:: INSTRUCTIONS FOR THE TASK ::
All of the data should be repeated exactly; pictures are not part of the copy.

:: TASK MATERIAL ::
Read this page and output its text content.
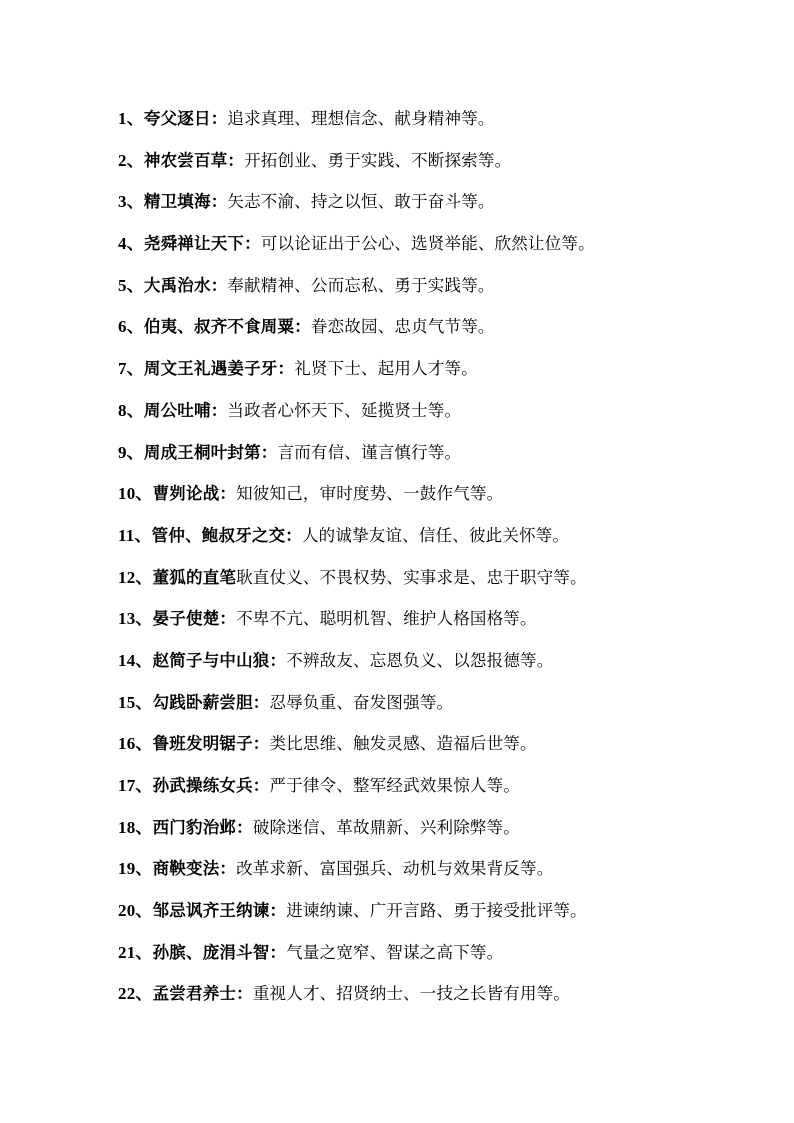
1、夸父逐日：追求真理、理想信念、献身精神等。
2、神农尝百草：开拓创业、勇于实践、不断探索等。
3、精卫填海：矢志不渝、持之以恒、敢于奋斗等。
4、尧舜禅让天下：可以论证出于公心、选贤举能、欣然让位等。
5、大禹治水：奉献精神、公而忘私、勇于实践等。
6、伯夷、叔齐不食周粟：眷恋故园、忠贞气节等。
7、周文王礼遇姜子牙：礼贤下士、起用人才等。
8、周公吐哺：当政者心怀天下、延揽贤士等。
9、周成王桐叶封第：言而有信、谨言慎行等。
10、曹刿论战：知彼知己，审时度势、一鼓作气等。
11、管仲、鲍叔牙之交：人的诚挚友谊、信任、彼此关怀等。
12、董狐的直笔耿直仗义、不畏权势、实事求是、忠于职守等。
13、晏子使楚：不卑不亢、聪明机智、维护人格国格等。
14、赵简子与中山狼：不辨敌友、忘恩负义、以怨报德等。
15、勾践卧薪尝胆：忍辱负重、奋发图强等。
16、鲁班发明锯子：类比思维、触发灵感、造福后世等。
17、孙武操练女兵：严于律令、整军经武效果惊人等。
18、西门豹治邺：破除迷信、革故鼎新、兴利除弊等。
19、商鞅变法：改革求新、富国强兵、动机与效果背反等。
20、邹忌讽齐王纳谏：进谏纳谏、广开言路、勇于接受批评等。
21、孙膑、庞涓斗智：气量之宽窄、智谋之高下等。
22、孟尝君养士：重视人才、招贤纳士、一技之长皆有用等。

:: TASK RESULT ::
Read this page and output its text content.
1、夸父逐日：追求真理、理想信念、献身精神等。
2、神农尝百草：开拓创业、勇于实践、不断探索等。
3、精卫填海：矢志不渝、持之以恒、敢于奋斗等。
4、尧舜禅让天下：可以论证出于公心、选贤举能、欣然让位等。
5、大禹治水：奉献精神、公而忘私、勇于实践等。
6、伯夷、叔齐不食周粟：眷恋故园、忠贞气节等。
7、周文王礼遇姜子牙：礼贤下士、起用人才等。
8、周公吐哺：当政者心怀天下、延揽贤士等。
9、周成王桐叶封第：言而有信、谨言慎行等。
10、曹刿论战：知彼知己，审时度势、一鼓作气等。
11、管仲、鲍叔牙之交：人的诚挚友谊、信任、彼此关怀等。
12、董狐的直笔耿直仗义、不畏权势、实事求是、忠于职守等。
13、晏子使楚：不卑不亢、聪明机智、维护人格国格等。
14、赵简子与中山狼：不辨敌友、忘恩负义、以怨报德等。
15、勾践卧薪尝胆：忍辱负重、奋发图强等。
16、鲁班发明锯子：类比思维、触发灵感、造福后世等。
17、孙武操练女兵：严于律令、整军经武效果惊人等。
18、西门豹治邺：破除迷信、革故鼎新、兴利除弊等。
19、商鞅变法：改革求新、富国强兵、动机与效果背反等。
20、邹忌讽齐王纳谏：进谏纳谏、广开言路、勇于接受批评等。
21、孙膑、庞涓斗智：气量之宽窄、智谋之高下等。
22、孟尝君养士：重视人才、招贤纳士、一技之长皆有用等。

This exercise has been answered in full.